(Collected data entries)
>> START

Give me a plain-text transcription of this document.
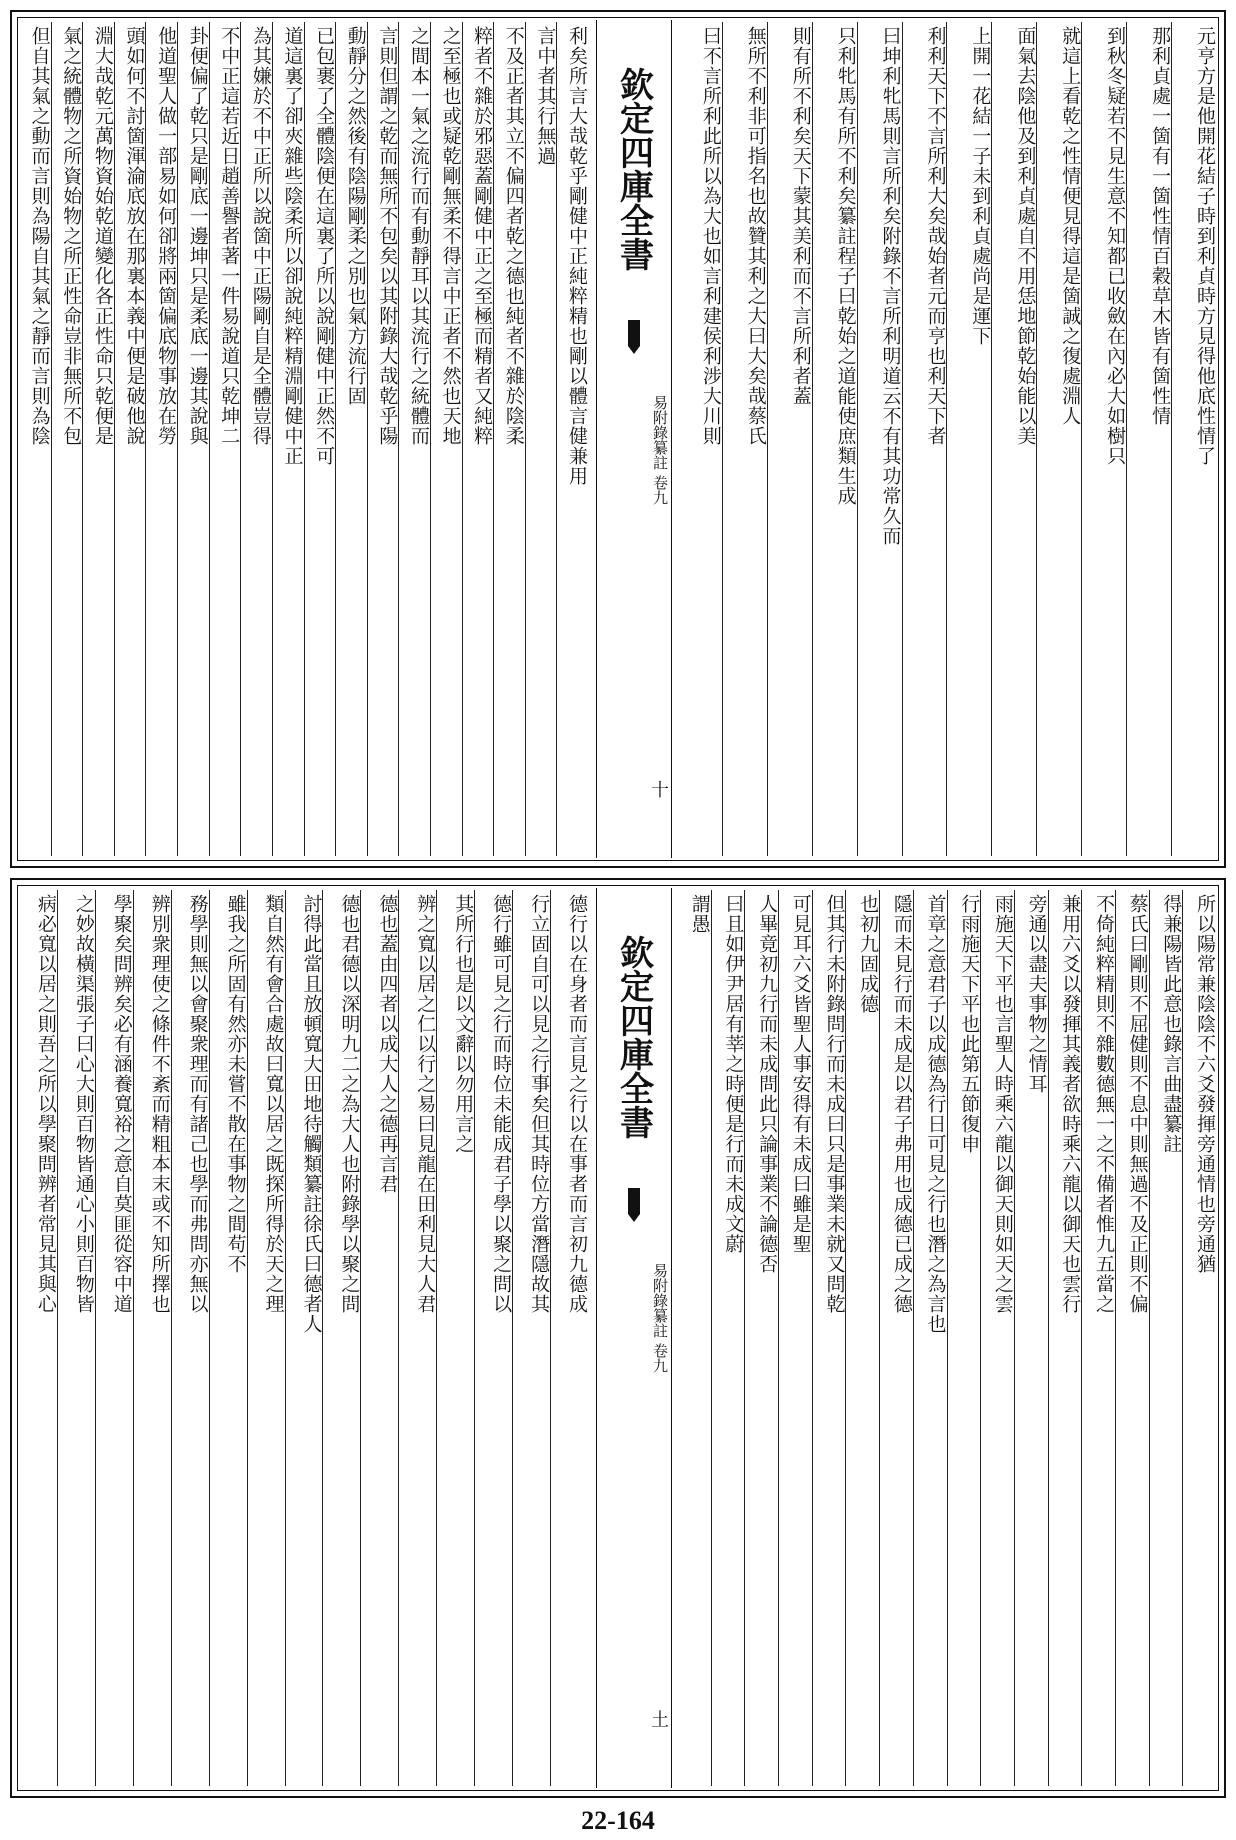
元亨方是他開花結子時到利貞時方見得他底性情了
那利貞處一箇有一箇性情百穀草木皆有箇性情
到秋冬疑若不見生意不知都已收斂在內必大如樹只
就這上看乾之性情便見得這是箇誠之復處淵人
面氣去陰他及到利貞處自不用恁地節乾始能以美
上開一花結一子未到利貞處尚是運下
利利天下不言所利大矣哉始者元而亨也利天下者
曰坤利牝馬則言所利矣附錄不言所利明道云不有其功常久而
只利牝馬有所不利矣纂註程子曰乾始之道能使庶類生成
則有所不利矣天下蒙其美利而不言所利者蓋
無所不利非可指名也故贊其利之大曰大矣哉蔡氏
曰不言所利此所以為大也如言利建侯利涉大川則
欽定四庫全書
易附錄纂註 卷九
十
利矣所言大哉乾乎剛健中正純粹精也剛以體言健兼用
言中者其行無過
不及正者其立不偏四者乾之德也純者不雜於陰柔
粹者不雜於邪惡蓋剛健中正之至極而精者又純粹
之至極也或疑乾剛無柔不得言中正者不然也天地
之間本一氣之流行而有動靜耳以其流行之統體而
言則但謂之乾而無所不包矣以其附錄大哉乾乎陽
動靜分之然後有陰陽剛柔之別也氣方流行固
已包裹了全體陰便在這裏了所以說剛健中正然不可
道這裏了卻夾雜些陰柔所以卻說純粹精淵剛健中正
為其嫌於不中正所以說箇中正陽剛自是全體豈得
不中正這若近日趙善譽者著一件易說道只乾坤二
卦便偏了乾只是剛底一邊坤只是柔底一邊其說與
他道聖人做一部易如何卻將兩箇偏底物事放在勞
頭如何不討箇渾淪底放在那裏本義中便是破他說
淵大哉乾元萬物資始乾道變化各正性命只乾便是
氣之統體物之所資始物之所正性命豈非無所不包
但自其氣之動而言則為陽自其氣之靜而言則為陰
所以陽常兼陰陰不六爻發揮旁通情也旁通猶
得兼陽皆此意也錄言曲盡纂註
蔡氏曰剛則不屈健則不息中則無過不及正則不偏
不倚純粹精則不雜數德無一之不備者惟九五當之
兼用六爻以發揮其義者欲時乘六龍以御天也雲行
旁通以盡夫事物之情耳
雨施天下平也言聖人時乘六龍以御天則如天之雲
行雨施天下平也此第五節復申
首章之意君子以成德為行日可見之行也潛之為言也
隱而未見行而未成是以君子弗用也成德已成之德
也初九固成德
但其行未附錄問行而未成曰只是事業未就又問乾
可見耳六爻皆聖人事安得有未成曰雖是聖
人畢竟初九行而未成問此只論事業不論德否
曰且如伊尹居有莘之時便是行而未成文蔚
謂愚
欽定四庫全書
易附錄纂註 卷九
土
德行以在身者而言見之行以在事者而言初九德成
行立固自可以見之行事矣但其時位方當潛隱故其
德行雖可見之行而時位未能成君子學以聚之問以
其所行也是以文辭以勿用言之
辨之寬以居之仁以行之易曰見龍在田利見大人君
德也蓋由四者以成大人之德再言君
德也君德以深明九二之為大人也附錄學以聚之問
討得此當且放頓寬大田地待觸類纂註徐氏曰德者人
類自然有會合處故曰寬以居之既探所得於天之理
雖我之所固有然亦未嘗不散在事物之間苟不
務學則無以會聚衆理而有諸己也學而弗問亦無以
辨別衆理使之條件不紊而精粗本末或不知所擇也
學聚矣問辨矣必有涵養寬裕之意自莫匪從容中道
之妙故橫渠張子曰心大則百物皆通心小則百物皆
病必寬以居之則吾之所以學聚問辨者常見其與心
22-164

>> END

* Aim *
Return the material word for word. Pictures are not part of the copy.

* Response to this task *
Give me a plain-text transcription of this document.
元亨方是他開花結子時到利貞時方見得他底性情了
那利貞處一箇有一箇性情百穀草木皆有箇性情
到秋冬疑若不見生意不知都已收斂在內必大如樹只
就這上看乾之性情便見得這是箇誠之復處淵人
面氣去陰他及到利貞處自不用恁地節乾始能以美
上開一花結一子未到利貞處尚是運下
利利天下不言所利大矣哉始者元而亨也利天下者
曰坤利牝馬則言所利矣附錄不言所利明道云不有其功常久而
只利牝馬有所不利矣纂註程子曰乾始之道能使庶類生成
則有所不利矣天下蒙其美利而不言所利者蓋
無所不利非可指名也故贊其利之大曰大矣哉蔡氏
曰不言所利此所以為大也如言利建侯利涉大川則
欽定四庫全書
易附錄纂註 卷九
十
利矣所言大哉乾乎剛健中正純粹精也剛以體言健兼用
言中者其行無過
不及正者其立不偏四者乾之德也純者不雜於陰柔
粹者不雜於邪惡蓋剛健中正之至極而精者又純粹
之至極也或疑乾剛無柔不得言中正者不然也天地
之間本一氣之流行而有動靜耳以其流行之統體而
言則但謂之乾而無所不包矣以其附錄大哉乾乎陽
動靜分之然後有陰陽剛柔之別也氣方流行固
已包裹了全體陰便在這裏了所以說剛健中正然不可
道這裏了卻夾雜些陰柔所以卻說純粹精淵剛健中正
為其嫌於不中正所以說箇中正陽剛自是全體豈得
不中正這若近日趙善譽者著一件易說道只乾坤二
卦便偏了乾只是剛底一邊坤只是柔底一邊其說與
他道聖人做一部易如何卻將兩箇偏底物事放在勞
頭如何不討箇渾淪底放在那裏本義中便是破他說
淵大哉乾元萬物資始乾道變化各正性命只乾便是
氣之統體物之所資始物之所正性命豈非無所不包
但自其氣之動而言則為陽自其氣之靜而言則為陰
所以陽常兼陰陰不六爻發揮旁通情也旁通猶
得兼陽皆此意也錄言曲盡纂註
蔡氏曰剛則不屈健則不息中則無過不及正則不偏
不倚純粹精則不雜數德無一之不備者惟九五當之
兼用六爻以發揮其義者欲時乘六龍以御天也雲行
旁通以盡夫事物之情耳
雨施天下平也言聖人時乘六龍以御天則如天之雲
行雨施天下平也此第五節復申
首章之意君子以成德為行日可見之行也潛之為言也
隱而未見行而未成是以君子弗用也成德已成之德
也初九固成德
但其行未附錄問行而未成曰只是事業未就又問乾
可見耳六爻皆聖人事安得有未成曰雖是聖
人畢竟初九行而未成問此只論事業不論德否
曰且如伊尹居有莘之時便是行而未成文蔚
謂愚
欽定四庫全書
易附錄纂註 卷九
土
德行以在身者而言見之行以在事者而言初九德成
行立固自可以見之行事矣但其時位方當潛隱故其
德行雖可見之行而時位未能成君子學以聚之問以
其所行也是以文辭以勿用言之
辨之寬以居之仁以行之易曰見龍在田利見大人君
德也蓋由四者以成大人之德再言君
德也君德以深明九二之為大人也附錄學以聚之問
討得此當且放頓寬大田地待觸類纂註徐氏曰德者人
類自然有會合處故曰寬以居之既探所得於天之理
雖我之所固有然亦未嘗不散在事物之間苟不
務學則無以會聚衆理而有諸己也學而弗問亦無以
辨別衆理使之條件不紊而精粗本末或不知所擇也
學聚矣問辨矣必有涵養寬裕之意自莫匪從容中道
之妙故橫渠張子曰心大則百物皆通心小則百物皆
病必寬以居之則吾之所以學聚問辨者常見其與心
22-164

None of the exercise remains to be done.